(Figure record listings)
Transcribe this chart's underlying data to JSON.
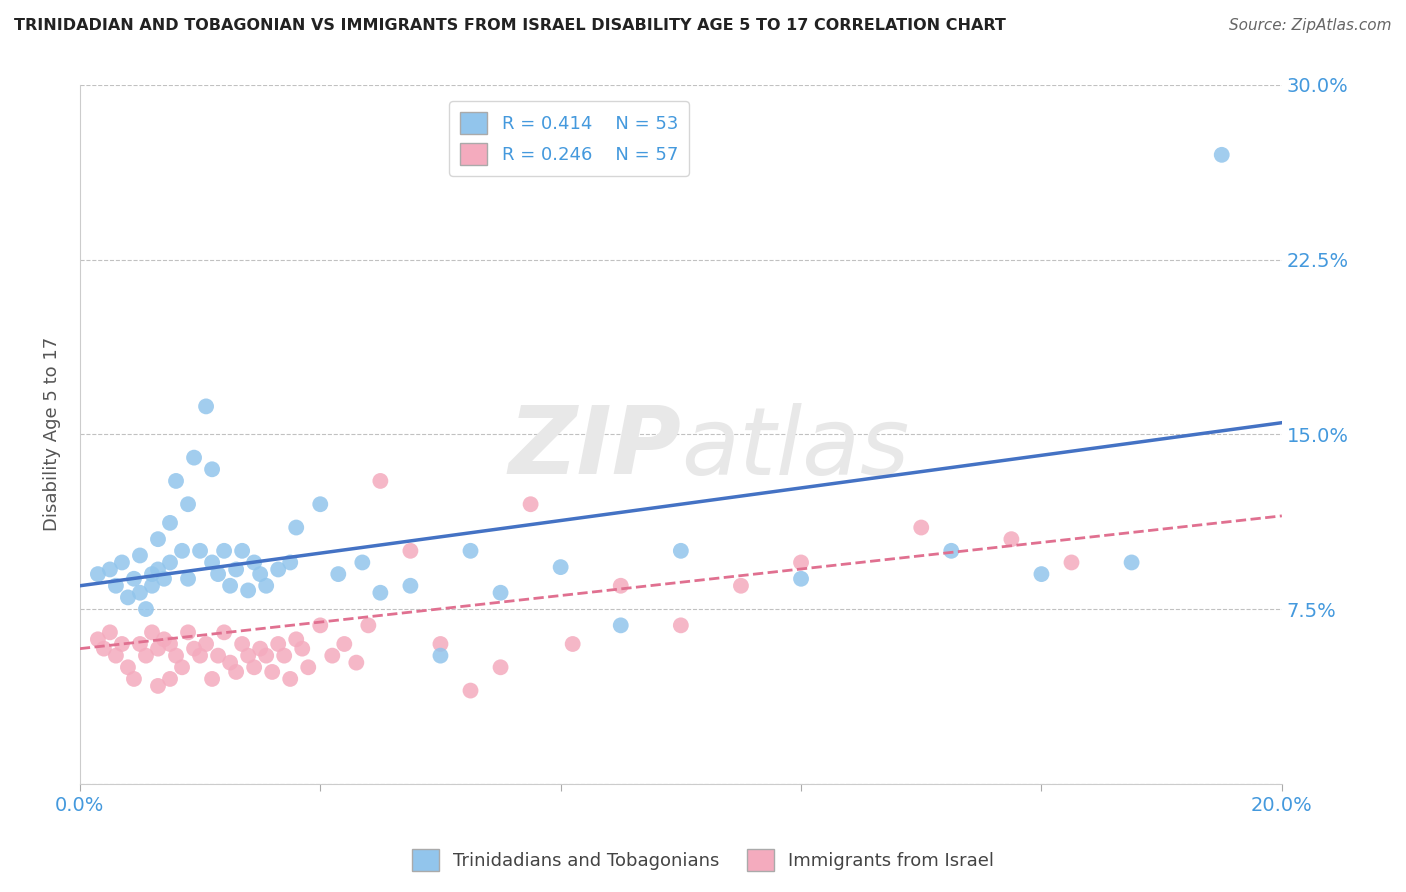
{
  "title": "TRINIDADIAN AND TOBAGONIAN VS IMMIGRANTS FROM ISRAEL DISABILITY AGE 5 TO 17 CORRELATION CHART",
  "source": "Source: ZipAtlas.com",
  "ylabel": "Disability Age 5 to 17",
  "xlim": [
    0.0,
    0.2
  ],
  "ylim": [
    0.0,
    0.3
  ],
  "xticks": [
    0.0,
    0.04,
    0.08,
    0.12,
    0.16,
    0.2
  ],
  "xtick_labels": [
    "0.0%",
    "",
    "",
    "",
    "",
    "20.0%"
  ],
  "ytick_labels_right": [
    "",
    "7.5%",
    "15.0%",
    "22.5%",
    "30.0%"
  ],
  "yticks_right": [
    0.0,
    0.075,
    0.15,
    0.225,
    0.3
  ],
  "blue_R": 0.414,
  "blue_N": 53,
  "pink_R": 0.246,
  "pink_N": 57,
  "blue_color": "#92C5EC",
  "pink_color": "#F4ABBE",
  "blue_line_color": "#4472C4",
  "pink_line_color": "#E07090",
  "title_color": "#222222",
  "source_color": "#666666",
  "label_color": "#4499DD",
  "grid_color": "#BBBBBB",
  "blue_scatter_x": [
    0.003,
    0.005,
    0.006,
    0.007,
    0.008,
    0.009,
    0.01,
    0.01,
    0.011,
    0.012,
    0.012,
    0.013,
    0.013,
    0.014,
    0.015,
    0.015,
    0.016,
    0.017,
    0.018,
    0.018,
    0.019,
    0.02,
    0.021,
    0.022,
    0.022,
    0.023,
    0.024,
    0.025,
    0.026,
    0.027,
    0.028,
    0.029,
    0.03,
    0.031,
    0.033,
    0.035,
    0.036,
    0.04,
    0.043,
    0.047,
    0.05,
    0.055,
    0.06,
    0.065,
    0.07,
    0.08,
    0.09,
    0.1,
    0.12,
    0.145,
    0.16,
    0.175,
    0.19
  ],
  "blue_scatter_y": [
    0.09,
    0.092,
    0.085,
    0.095,
    0.08,
    0.088,
    0.082,
    0.098,
    0.075,
    0.09,
    0.085,
    0.092,
    0.105,
    0.088,
    0.095,
    0.112,
    0.13,
    0.1,
    0.12,
    0.088,
    0.14,
    0.1,
    0.162,
    0.095,
    0.135,
    0.09,
    0.1,
    0.085,
    0.092,
    0.1,
    0.083,
    0.095,
    0.09,
    0.085,
    0.092,
    0.095,
    0.11,
    0.12,
    0.09,
    0.095,
    0.082,
    0.085,
    0.055,
    0.1,
    0.082,
    0.093,
    0.068,
    0.1,
    0.088,
    0.1,
    0.09,
    0.095,
    0.27
  ],
  "pink_scatter_x": [
    0.003,
    0.004,
    0.005,
    0.006,
    0.007,
    0.008,
    0.009,
    0.01,
    0.011,
    0.012,
    0.013,
    0.013,
    0.014,
    0.015,
    0.015,
    0.016,
    0.017,
    0.018,
    0.019,
    0.02,
    0.021,
    0.022,
    0.023,
    0.024,
    0.025,
    0.026,
    0.027,
    0.028,
    0.029,
    0.03,
    0.031,
    0.032,
    0.033,
    0.034,
    0.035,
    0.036,
    0.037,
    0.038,
    0.04,
    0.042,
    0.044,
    0.046,
    0.048,
    0.05,
    0.055,
    0.06,
    0.065,
    0.07,
    0.075,
    0.082,
    0.09,
    0.1,
    0.11,
    0.12,
    0.14,
    0.155,
    0.165
  ],
  "pink_scatter_y": [
    0.062,
    0.058,
    0.065,
    0.055,
    0.06,
    0.05,
    0.045,
    0.06,
    0.055,
    0.065,
    0.042,
    0.058,
    0.062,
    0.045,
    0.06,
    0.055,
    0.05,
    0.065,
    0.058,
    0.055,
    0.06,
    0.045,
    0.055,
    0.065,
    0.052,
    0.048,
    0.06,
    0.055,
    0.05,
    0.058,
    0.055,
    0.048,
    0.06,
    0.055,
    0.045,
    0.062,
    0.058,
    0.05,
    0.068,
    0.055,
    0.06,
    0.052,
    0.068,
    0.13,
    0.1,
    0.06,
    0.04,
    0.05,
    0.12,
    0.06,
    0.085,
    0.068,
    0.085,
    0.095,
    0.11,
    0.105,
    0.095
  ],
  "blue_trend_x": [
    0.0,
    0.2
  ],
  "blue_trend_y": [
    0.085,
    0.155
  ],
  "pink_trend_x": [
    0.0,
    0.2
  ],
  "pink_trend_y": [
    0.058,
    0.115
  ],
  "legend_label_blue": "Trinidadians and Tobagonians",
  "legend_label_pink": "Immigrants from Israel"
}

Objective: In your copy, repeat each record exactly and include no pictures.

Response to the exercise:
Transcribe this chart's underlying data to JSON.
{
  "title": "TRINIDADIAN AND TOBAGONIAN VS IMMIGRANTS FROM ISRAEL DISABILITY AGE 5 TO 17 CORRELATION CHART",
  "source": "Source: ZipAtlas.com",
  "ylabel": "Disability Age 5 to 17",
  "xlim": [
    0.0,
    0.2
  ],
  "ylim": [
    0.0,
    0.3
  ],
  "xticks": [
    0.0,
    0.04,
    0.08,
    0.12,
    0.16,
    0.2
  ],
  "xtick_labels": [
    "0.0%",
    "",
    "",
    "",
    "",
    "20.0%"
  ],
  "ytick_labels_right": [
    "",
    "7.5%",
    "15.0%",
    "22.5%",
    "30.0%"
  ],
  "yticks_right": [
    0.0,
    0.075,
    0.15,
    0.225,
    0.3
  ],
  "blue_R": 0.414,
  "blue_N": 53,
  "pink_R": 0.246,
  "pink_N": 57,
  "blue_color": "#92C5EC",
  "pink_color": "#F4ABBE",
  "blue_line_color": "#4472C4",
  "pink_line_color": "#E07090",
  "title_color": "#222222",
  "source_color": "#666666",
  "label_color": "#4499DD",
  "grid_color": "#BBBBBB",
  "blue_scatter_x": [
    0.003,
    0.005,
    0.006,
    0.007,
    0.008,
    0.009,
    0.01,
    0.01,
    0.011,
    0.012,
    0.012,
    0.013,
    0.013,
    0.014,
    0.015,
    0.015,
    0.016,
    0.017,
    0.018,
    0.018,
    0.019,
    0.02,
    0.021,
    0.022,
    0.022,
    0.023,
    0.024,
    0.025,
    0.026,
    0.027,
    0.028,
    0.029,
    0.03,
    0.031,
    0.033,
    0.035,
    0.036,
    0.04,
    0.043,
    0.047,
    0.05,
    0.055,
    0.06,
    0.065,
    0.07,
    0.08,
    0.09,
    0.1,
    0.12,
    0.145,
    0.16,
    0.175,
    0.19
  ],
  "blue_scatter_y": [
    0.09,
    0.092,
    0.085,
    0.095,
    0.08,
    0.088,
    0.082,
    0.098,
    0.075,
    0.09,
    0.085,
    0.092,
    0.105,
    0.088,
    0.095,
    0.112,
    0.13,
    0.1,
    0.12,
    0.088,
    0.14,
    0.1,
    0.162,
    0.095,
    0.135,
    0.09,
    0.1,
    0.085,
    0.092,
    0.1,
    0.083,
    0.095,
    0.09,
    0.085,
    0.092,
    0.095,
    0.11,
    0.12,
    0.09,
    0.095,
    0.082,
    0.085,
    0.055,
    0.1,
    0.082,
    0.093,
    0.068,
    0.1,
    0.088,
    0.1,
    0.09,
    0.095,
    0.27
  ],
  "pink_scatter_x": [
    0.003,
    0.004,
    0.005,
    0.006,
    0.007,
    0.008,
    0.009,
    0.01,
    0.011,
    0.012,
    0.013,
    0.013,
    0.014,
    0.015,
    0.015,
    0.016,
    0.017,
    0.018,
    0.019,
    0.02,
    0.021,
    0.022,
    0.023,
    0.024,
    0.025,
    0.026,
    0.027,
    0.028,
    0.029,
    0.03,
    0.031,
    0.032,
    0.033,
    0.034,
    0.035,
    0.036,
    0.037,
    0.038,
    0.04,
    0.042,
    0.044,
    0.046,
    0.048,
    0.05,
    0.055,
    0.06,
    0.065,
    0.07,
    0.075,
    0.082,
    0.09,
    0.1,
    0.11,
    0.12,
    0.14,
    0.155,
    0.165
  ],
  "pink_scatter_y": [
    0.062,
    0.058,
    0.065,
    0.055,
    0.06,
    0.05,
    0.045,
    0.06,
    0.055,
    0.065,
    0.042,
    0.058,
    0.062,
    0.045,
    0.06,
    0.055,
    0.05,
    0.065,
    0.058,
    0.055,
    0.06,
    0.045,
    0.055,
    0.065,
    0.052,
    0.048,
    0.06,
    0.055,
    0.05,
    0.058,
    0.055,
    0.048,
    0.06,
    0.055,
    0.045,
    0.062,
    0.058,
    0.05,
    0.068,
    0.055,
    0.06,
    0.052,
    0.068,
    0.13,
    0.1,
    0.06,
    0.04,
    0.05,
    0.12,
    0.06,
    0.085,
    0.068,
    0.085,
    0.095,
    0.11,
    0.105,
    0.095
  ],
  "blue_trend_x": [
    0.0,
    0.2
  ],
  "blue_trend_y": [
    0.085,
    0.155
  ],
  "pink_trend_x": [
    0.0,
    0.2
  ],
  "pink_trend_y": [
    0.058,
    0.115
  ],
  "legend_label_blue": "Trinidadians and Tobagonians",
  "legend_label_pink": "Immigrants from Israel"
}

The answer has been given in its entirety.